— Required work —
Output the whole listing below exactly, omitting the images.

— Input data —
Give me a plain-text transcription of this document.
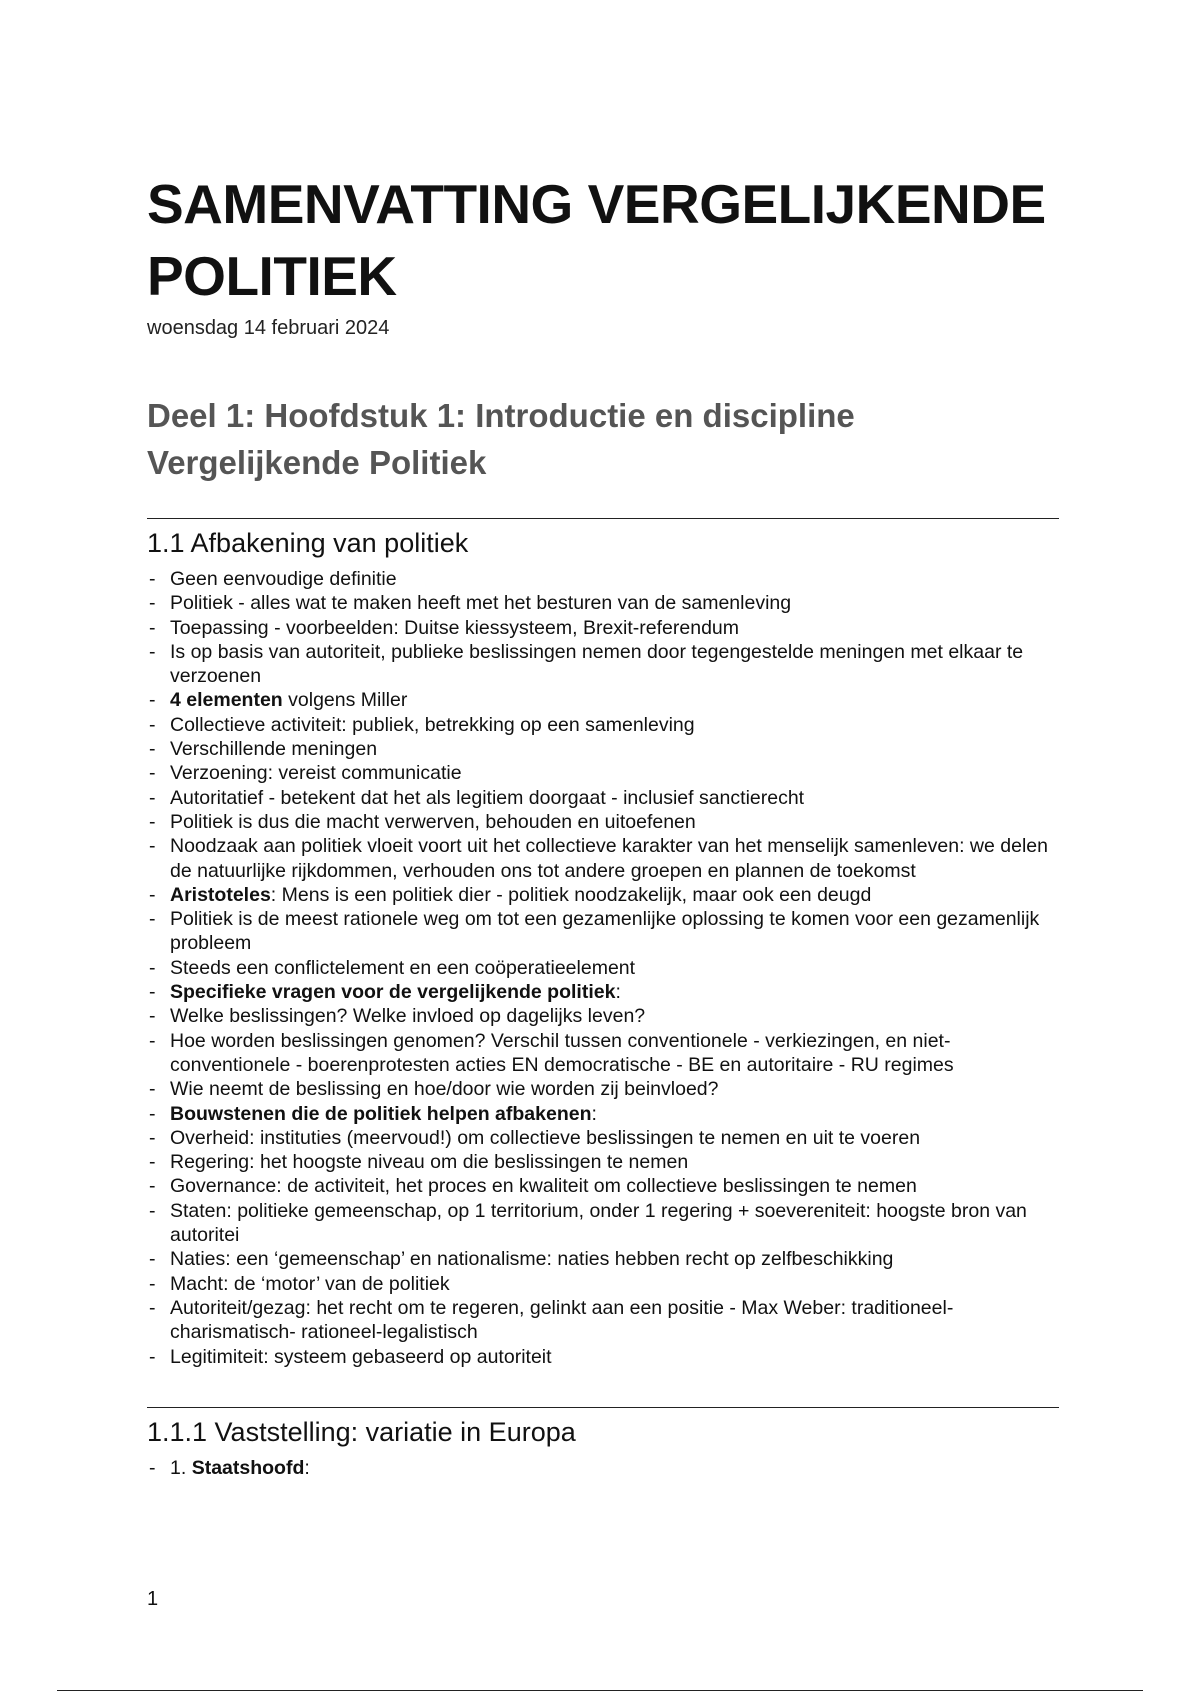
SAMENVATTING VERGELIJKENDE POLITIEK
woensdag 14 februari 2024
Deel 1: Hoofdstuk 1: Introductie en discipline Vergelijkende Politiek
1.1 Afbakening van politiek
- Geen eenvoudige definitie
- Politiek - alles wat te maken heeft met het besturen van de samenleving
- Toepassing - voorbeelden: Duitse kiessysteem, Brexit-referendum
- Is op basis van autoriteit, publieke beslissingen nemen door tegengestelde meningen met elkaar te verzoenen
- 4 elementen volgens Miller
- Collectieve activiteit: publiek, betrekking op een samenleving
- Verschillende meningen
- Verzoening: vereist communicatie
- Autoritatief - betekent dat het als legitiem doorgaat - inclusief sanctierecht
- Politiek is dus die macht verwerven, behouden en uitoefenen
- Noodzaak aan politiek vloeit voort uit het collectieve karakter van het menselijk samenleven: we delen de natuurlijke rijkdommen, verhouden ons tot andere groepen en plannen de toekomst
- Aristoteles: Mens is een politiek dier - politiek noodzakelijk, maar ook een deugd
- Politiek is de meest rationele weg om tot een gezamenlijke oplossing te komen voor een gezamenlijk probleem
- Steeds een conflictelement en een coöperatieelement
- Specifieke vragen voor de vergelijkende politiek:
- Welke beslissingen? Welke invloed op dagelijks leven?
- Hoe worden beslissingen genomen? Verschil tussen conventionele - verkiezingen, en niet-conventionele - boerenprotesten acties EN democratische - BE en autoritaire - RU regimes
- Wie neemt de beslissing en hoe/door wie worden zij beinvloed?
- Bouwstenen die de politiek helpen afbakenen:
- Overheid: instituties (meervoud!) om collectieve beslissingen te nemen en uit te voeren
- Regering: het hoogste niveau om die beslissingen te nemen
- Governance: de activiteit, het proces en kwaliteit om collectieve beslissingen te nemen
- Staten: politieke gemeenschap, op 1 territorium, onder 1 regering + soevereniteit: hoogste bron van autoritei
- Naties: een ‘gemeenschap’ en nationalisme: naties hebben recht op zelfbeschikking
- Macht: de ‘motor’ van de politiek
- Autoriteit/gezag: het recht om te regeren, gelinkt aan een positie - Max Weber: traditioneel- charismatisch- rationeel-legalistisch
- Legitimiteit: systeem gebaseerd op autoriteit
1.1.1 Vaststelling: variatie in Europa
- 1. Staatshoofd:
1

— Answer for this exercise —
Give me a plain-text transcription of this document.
SAMENVATTING VERGELIJKENDE POLITIEK
woensdag 14 februari 2024
Deel 1: Hoofdstuk 1: Introductie en discipline Vergelijkende Politiek
1.1 Afbakening van politiek
- Geen eenvoudige definitie
- Politiek - alles wat te maken heeft met het besturen van de samenleving
- Toepassing - voorbeelden: Duitse kiessysteem, Brexit-referendum
- Is op basis van autoriteit, publieke beslissingen nemen door tegengestelde meningen met elkaar te verzoenen
- 4 elementen volgens Miller
- Collectieve activiteit: publiek, betrekking op een samenleving
- Verschillende meningen
- Verzoening: vereist communicatie
- Autoritatief - betekent dat het als legitiem doorgaat - inclusief sanctierecht
- Politiek is dus die macht verwerven, behouden en uitoefenen
- Noodzaak aan politiek vloeit voort uit het collectieve karakter van het menselijk samenleven: we delen de natuurlijke rijkdommen, verhouden ons tot andere groepen en plannen de toekomst
- Aristoteles: Mens is een politiek dier - politiek noodzakelijk, maar ook een deugd
- Politiek is de meest rationele weg om tot een gezamenlijke oplossing te komen voor een gezamenlijk probleem
- Steeds een conflictelement en een coöperatieelement
- Specifieke vragen voor de vergelijkende politiek:
- Welke beslissingen? Welke invloed op dagelijks leven?
- Hoe worden beslissingen genomen? Verschil tussen conventionele - verkiezingen, en niet-conventionele - boerenprotesten acties EN democratische - BE en autoritaire - RU regimes
- Wie neemt de beslissing en hoe/door wie worden zij beinvloed?
- Bouwstenen die de politiek helpen afbakenen:
- Overheid: instituties (meervoud!) om collectieve beslissingen te nemen en uit te voeren
- Regering: het hoogste niveau om die beslissingen te nemen
- Governance: de activiteit, het proces en kwaliteit om collectieve beslissingen te nemen
- Staten: politieke gemeenschap, op 1 territorium, onder 1 regering + soevereniteit: hoogste bron van autoritei
- Naties: een ‘gemeenschap’ en nationalisme: naties hebben recht op zelfbeschikking
- Macht: de ‘motor’ van de politiek
- Autoriteit/gezag: het recht om te regeren, gelinkt aan een positie - Max Weber: traditioneel- charismatisch- rationeel-legalistisch
- Legitimiteit: systeem gebaseerd op autoriteit
1.1.1 Vaststelling: variatie in Europa
- 1. Staatshoofd:
1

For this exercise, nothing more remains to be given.